EXTRACTO DE PÁGINA
Miedo, angustia y susto tienen significados diferentes. En el “miedo”, la atención se concentra sobre una causa concreta. La “angustia” se refiere tan sólo al estado, haciendo abstracción de todo objeto.
La angustia cumple una función: es un estado que nos alerta de algún peligro cercano –real o psíquico-, nos pone en sobre aviso.
Hay enfermedades en la que la angustia pierde esta función y se hace muy duro para quien la padece. Nos llevamos un “susto” cuando acontece un peligro para el que no estábamos preparados de ninguna forma, es algo inesperado, repentino, un sobresalto, una sorpresa. El estado previo de angustia protege del susto.
Hacemos uso de la palabra susto como un factor de incidencia sobre el cuerpo: “me morí de susto”, o “fue tal el susto que se me pasó todo”. Los afectos en sentido estricto se caracterizan por una vinculación con los procesos corporales.
Así, ciertos afectos pueden empeorar estados patológicos ya establecidos. Pero también un gran susto, una repentina aflicción, pueden influir favorablemente sobre una enfermedad crónica.
El susto sólo es un ejemplo de afecto, pero en general todos las emociones y afectos pueden producir dos tipos de acciones sobre el cuerpo. Acciones directas, como son algunos cambios corporales: tensión o relajación de la musculatura, alteración cardíaca, fluctuaciones de la distribución sanguínea (miedo, ira, dolor).

DATOS EXTRAÍDOS

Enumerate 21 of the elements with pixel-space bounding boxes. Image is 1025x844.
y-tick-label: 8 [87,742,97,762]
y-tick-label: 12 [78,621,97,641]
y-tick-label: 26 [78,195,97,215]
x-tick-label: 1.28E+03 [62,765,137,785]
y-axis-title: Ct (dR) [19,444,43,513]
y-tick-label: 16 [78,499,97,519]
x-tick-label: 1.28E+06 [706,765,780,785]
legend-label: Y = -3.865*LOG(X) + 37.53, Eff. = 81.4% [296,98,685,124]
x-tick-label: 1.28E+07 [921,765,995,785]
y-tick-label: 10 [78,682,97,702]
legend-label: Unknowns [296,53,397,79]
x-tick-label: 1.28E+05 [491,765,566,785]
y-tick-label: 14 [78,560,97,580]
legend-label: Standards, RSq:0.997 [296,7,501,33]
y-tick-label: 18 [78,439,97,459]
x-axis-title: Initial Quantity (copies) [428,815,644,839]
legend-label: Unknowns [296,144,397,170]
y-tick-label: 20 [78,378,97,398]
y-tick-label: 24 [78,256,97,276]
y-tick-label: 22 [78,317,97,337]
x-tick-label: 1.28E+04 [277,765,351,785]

CONSIGNA DE TRABAJO 1
Según el extracto de página, ¿qué protege del susto?
CONSIGNA DE TRABAJO 2
Transcriba del extracto de página el fragmento comprendido entre "Hay enfermedades en" y "protege del susto.", ambos inclusive.

SOLUCIÓN PROPUESTA 1
El estado previo de angustia.

SOLUCIÓN PROPUESTA 2
Hay enfermedades en la que la angustia pierde esta función y se hace muy duro para quien la padece. Nos llevamos un “susto” cuando acontece un peligro para el que no estábamos preparados de ninguna forma, es algo inesperado, repentino, un sobresalto, una sorpresa. El estado previo de angustia protege del susto.